>> START LISTING

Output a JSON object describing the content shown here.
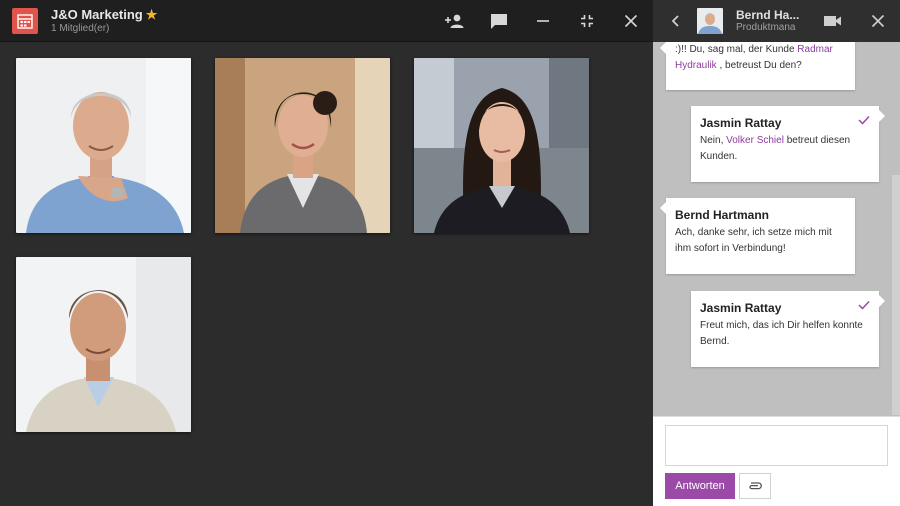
{
  "group": {
    "title": "J&O Marketing",
    "subtitle": "1 Mitglied(er)"
  },
  "icons": {
    "app": "calendar-grid-icon",
    "add_member": "person-add-icon",
    "chat": "chat-icon",
    "minimize": "minimize-icon",
    "collapse": "collapse-icon",
    "close": "close-icon",
    "back": "chevron-left-icon",
    "video": "video-camera-icon",
    "check": "check-icon",
    "attach": "paperclip-icon"
  },
  "colors": {
    "accent": "#9b4aa8",
    "logo": "#e0544b",
    "star": "#f1b726",
    "link": "#8e3c9f"
  },
  "chat": {
    "contact_name": "Bernd Ha...",
    "contact_role": "Produktmana",
    "messages": [
      {
        "direction": "in",
        "text_pre": ":)!! Du, sag mal, der Kunde ",
        "link": "Radmar Hydraulik",
        "text_post": " , betreust Du den?"
      },
      {
        "direction": "out",
        "author": "Jasmin Rattay",
        "text_pre": "Nein, ",
        "link": "Volker Schiel",
        "text_post": " betreut diesen Kunden."
      },
      {
        "direction": "in",
        "author": "Bernd Hartmann",
        "text": "Ach, danke sehr, ich setze mich mit ihm sofort in Verbindung!"
      },
      {
        "direction": "out",
        "author": "Jasmin Rattay",
        "text": "Freut mich, das ich Dir helfen konnte Bernd."
      }
    ]
  },
  "composer": {
    "placeholder": "",
    "reply_label": "Antworten"
  }
}
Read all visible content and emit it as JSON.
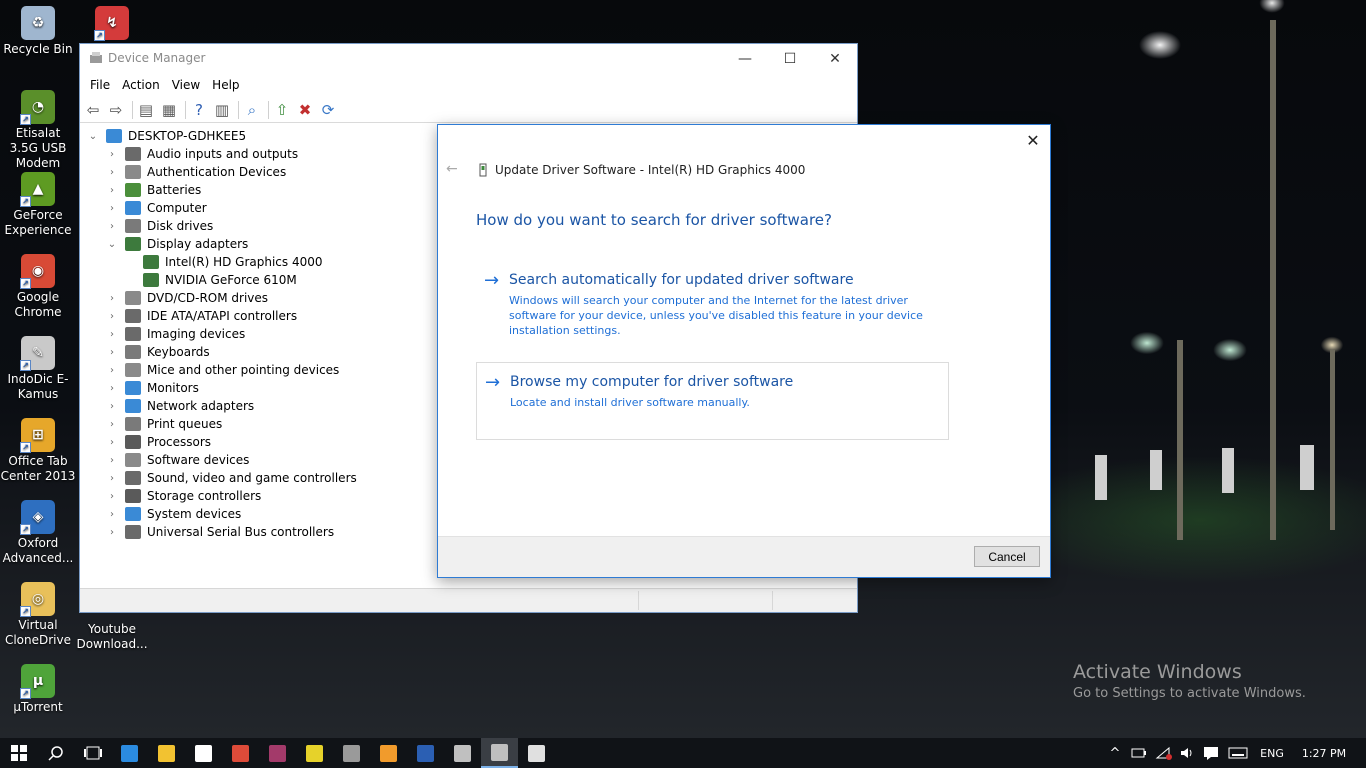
{
  "desktop": {
    "icons": [
      {
        "label": "Recycle Bin",
        "color": "#9fb6cf"
      },
      {
        "label": "Etisalat 3.5G USB Modem",
        "color": "#5a8f2a"
      },
      {
        "label": "GeForce Experience",
        "color": "#5e9b22"
      },
      {
        "label": "Google Chrome",
        "color": "#d84a36"
      },
      {
        "label": "IndoDic E-Kamus",
        "color": "#c9c9c9"
      },
      {
        "label": "Office Tab Center 2013",
        "color": "#e6a72a"
      },
      {
        "label": "Oxford Advanced...",
        "color": "#2e6fc0"
      },
      {
        "label": "Virtual CloneDrive",
        "color": "#e8c05a"
      },
      {
        "label": "µTorrent",
        "color": "#4fa43a"
      },
      {
        "label": "Youtube Download...",
        "color": "#d43b3b"
      }
    ],
    "watermark_title": "Activate Windows",
    "watermark_subtitle": "Go to Settings to activate Windows."
  },
  "device_manager": {
    "title": "Device Manager",
    "minimize": "—",
    "maximize": "☐",
    "close": "✕",
    "menu": [
      "File",
      "Action",
      "View",
      "Help"
    ],
    "toolbar": [
      {
        "name": "back-icon",
        "glyph": "⇦",
        "color": "#4a4a4a"
      },
      {
        "name": "forward-icon",
        "glyph": "⇨",
        "color": "#4a4a4a"
      },
      {
        "name": "properties-icon",
        "glyph": "▤",
        "color": "#5a5a5a"
      },
      {
        "name": "view-icon",
        "glyph": "▦",
        "color": "#5a5a5a"
      },
      {
        "name": "help-icon",
        "glyph": "?",
        "color": "#2f5fb3"
      },
      {
        "name": "grid-icon",
        "glyph": "▥",
        "color": "#5a5a5a"
      },
      {
        "name": "scan-icon",
        "glyph": "⌕",
        "color": "#3a78c7"
      },
      {
        "name": "update-driver-icon",
        "glyph": "⇧",
        "color": "#3f8d3f"
      },
      {
        "name": "uninstall-icon",
        "glyph": "✖",
        "color": "#c23030"
      },
      {
        "name": "scan-hardware-icon",
        "glyph": "⟳",
        "color": "#3a78c7"
      }
    ],
    "tree": {
      "root": "DESKTOP-GDHKEE5",
      "categories": [
        {
          "label": "Audio inputs and outputs",
          "icon_color": "#6a6a6a"
        },
        {
          "label": "Authentication Devices",
          "icon_color": "#8a8a8a"
        },
        {
          "label": "Batteries",
          "icon_color": "#4b8f3b"
        },
        {
          "label": "Computer",
          "icon_color": "#3a8ad6"
        },
        {
          "label": "Disk drives",
          "icon_color": "#7a7a7a"
        },
        {
          "label": "Display adapters",
          "icon_color": "#3d7a3d",
          "expanded": true,
          "children": [
            "Intel(R) HD Graphics 4000",
            "NVIDIA GeForce 610M"
          ]
        },
        {
          "label": "DVD/CD-ROM drives",
          "icon_color": "#8a8a8a"
        },
        {
          "label": "IDE ATA/ATAPI controllers",
          "icon_color": "#6a6a6a"
        },
        {
          "label": "Imaging devices",
          "icon_color": "#6a6a6a"
        },
        {
          "label": "Keyboards",
          "icon_color": "#7a7a7a"
        },
        {
          "label": "Mice and other pointing devices",
          "icon_color": "#8a8a8a"
        },
        {
          "label": "Monitors",
          "icon_color": "#3a8ad6"
        },
        {
          "label": "Network adapters",
          "icon_color": "#3a8ad6"
        },
        {
          "label": "Print queues",
          "icon_color": "#7a7a7a"
        },
        {
          "label": "Processors",
          "icon_color": "#5a5a5a"
        },
        {
          "label": "Software devices",
          "icon_color": "#8a8a8a"
        },
        {
          "label": "Sound, video and game controllers",
          "icon_color": "#6a6a6a"
        },
        {
          "label": "Storage controllers",
          "icon_color": "#5a5a5a"
        },
        {
          "label": "System devices",
          "icon_color": "#3a8ad6"
        },
        {
          "label": "Universal Serial Bus controllers",
          "icon_color": "#6a6a6a"
        }
      ]
    }
  },
  "update_dialog": {
    "close": "✕",
    "back": "←",
    "header_title": "Update Driver Software - Intel(R) HD Graphics 4000",
    "question": "How do you want to search for driver software?",
    "options": [
      {
        "title": "Search automatically for updated driver software",
        "description": "Windows will search your computer and the Internet for the latest driver software for your device, unless you've disabled this feature in your device installation settings."
      },
      {
        "title": "Browse my computer for driver software",
        "description": "Locate and install driver software manually."
      }
    ],
    "cancel_label": "Cancel",
    "accent_color": "#1b55a5"
  },
  "taskbar": {
    "apps": [
      {
        "name": "start-button-icon",
        "color": "#ffffff"
      },
      {
        "name": "search-icon",
        "color": "#ffffff"
      },
      {
        "name": "task-view-icon",
        "color": "#ffffff"
      },
      {
        "name": "edge-icon",
        "color": "#2b8be0"
      },
      {
        "name": "file-explorer-icon",
        "color": "#f2c231"
      },
      {
        "name": "store-icon",
        "color": "#ffffff"
      },
      {
        "name": "chrome-icon",
        "color": "#dd4b39"
      },
      {
        "name": "winrar-icon",
        "color": "#a33a6a"
      },
      {
        "name": "app-icon",
        "color": "#e6d22a"
      },
      {
        "name": "cmd-icon",
        "color": "#9a9a9a"
      },
      {
        "name": "media-player-icon",
        "color": "#f19b2c"
      },
      {
        "name": "word-icon",
        "color": "#2b5fb3"
      },
      {
        "name": "settings-app-icon",
        "color": "#c0c0c0"
      },
      {
        "name": "device-manager-icon",
        "color": "#bfbfbf",
        "active": true
      },
      {
        "name": "paint-icon",
        "color": "#e0e0e0"
      }
    ],
    "language": "ENG",
    "time": "1:27 PM"
  }
}
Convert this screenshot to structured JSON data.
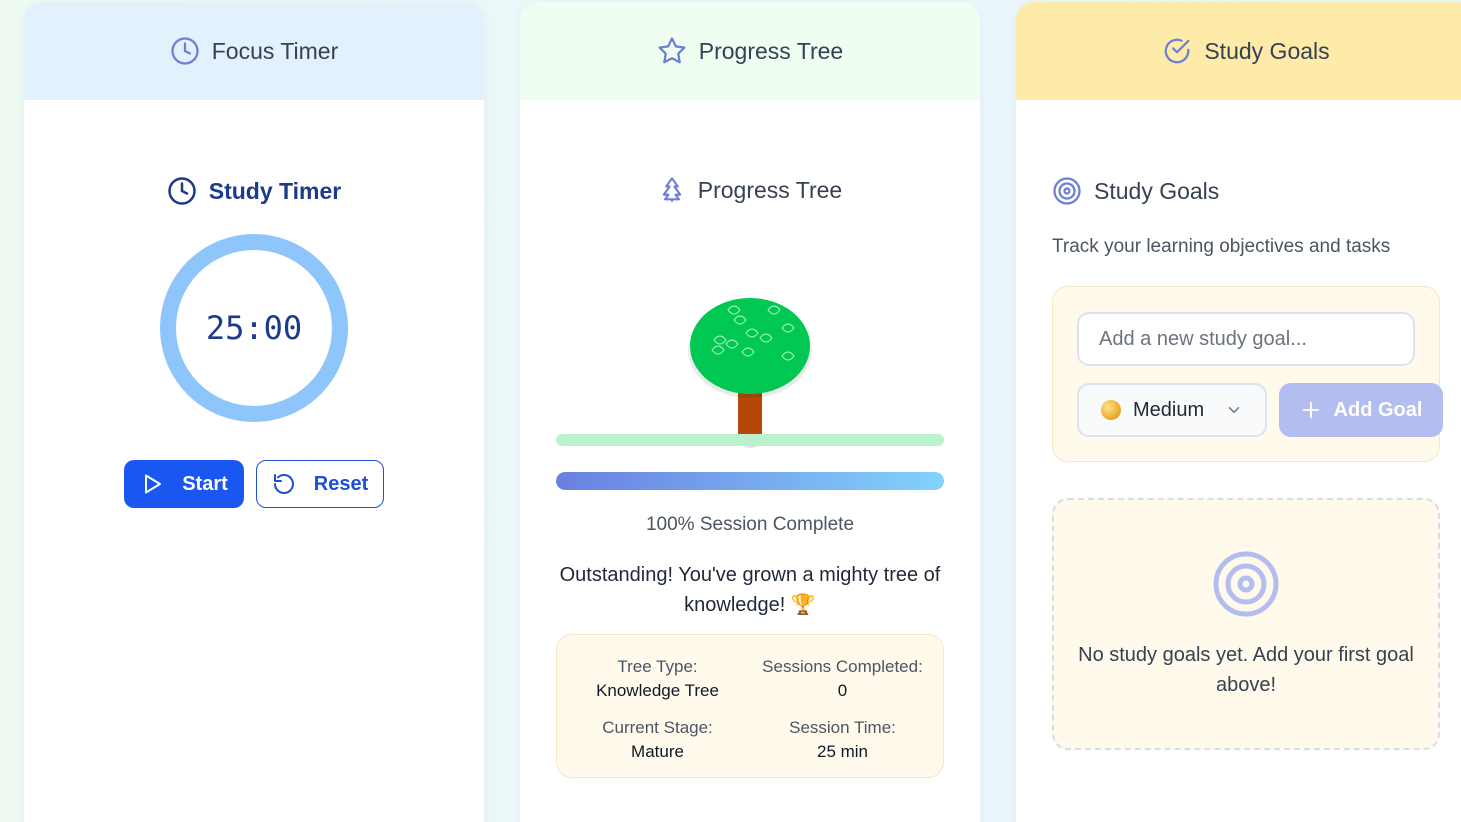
{
  "colors": {
    "accent_blue": "#1a57f0",
    "timer_ring": "#8ec5fb",
    "tree_foliage": "#00c853",
    "tree_trunk": "#b54708",
    "goals_header": "#feeaa9"
  },
  "timer_card": {
    "header_title": "Focus Timer",
    "header_icon": "clock-icon",
    "title": "Study Timer",
    "display": "25:00",
    "start_label": "Start",
    "reset_label": "Reset"
  },
  "tree_card": {
    "header_title": "Progress Tree",
    "header_icon": "star-icon",
    "title": "Progress Tree",
    "title_icon": "tree-icon",
    "progress_percent": 100,
    "session_text": "100% Session Complete",
    "message": "Outstanding! You've grown a mighty tree of knowledge! 🏆",
    "stats": {
      "tree_type_label": "Tree Type:",
      "tree_type_value": "Knowledge Tree",
      "sessions_label": "Sessions Completed:",
      "sessions_value": "0",
      "stage_label": "Current Stage:",
      "stage_value": "Mature",
      "time_label": "Session Time:",
      "time_value": "25 min"
    }
  },
  "goals_card": {
    "header_title": "Study Goals",
    "header_icon": "check-circle-icon",
    "title": "Study Goals",
    "title_icon": "target-icon",
    "subtitle": "Track your learning objectives and tasks",
    "input_placeholder": "Add a new study goal...",
    "input_value": "",
    "priority_selected": "Medium",
    "add_button_label": "Add Goal",
    "empty_message": "No study goals yet. Add your first goal above!"
  }
}
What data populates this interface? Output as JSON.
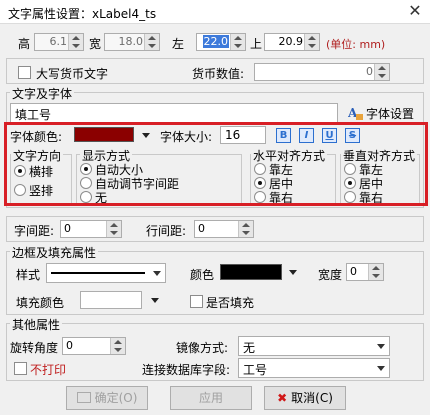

>> END LISTING

PROBLEM TO WORK ON —
Give only the count of lines in the data that include the string "description".

SOLUTION BELOW —
2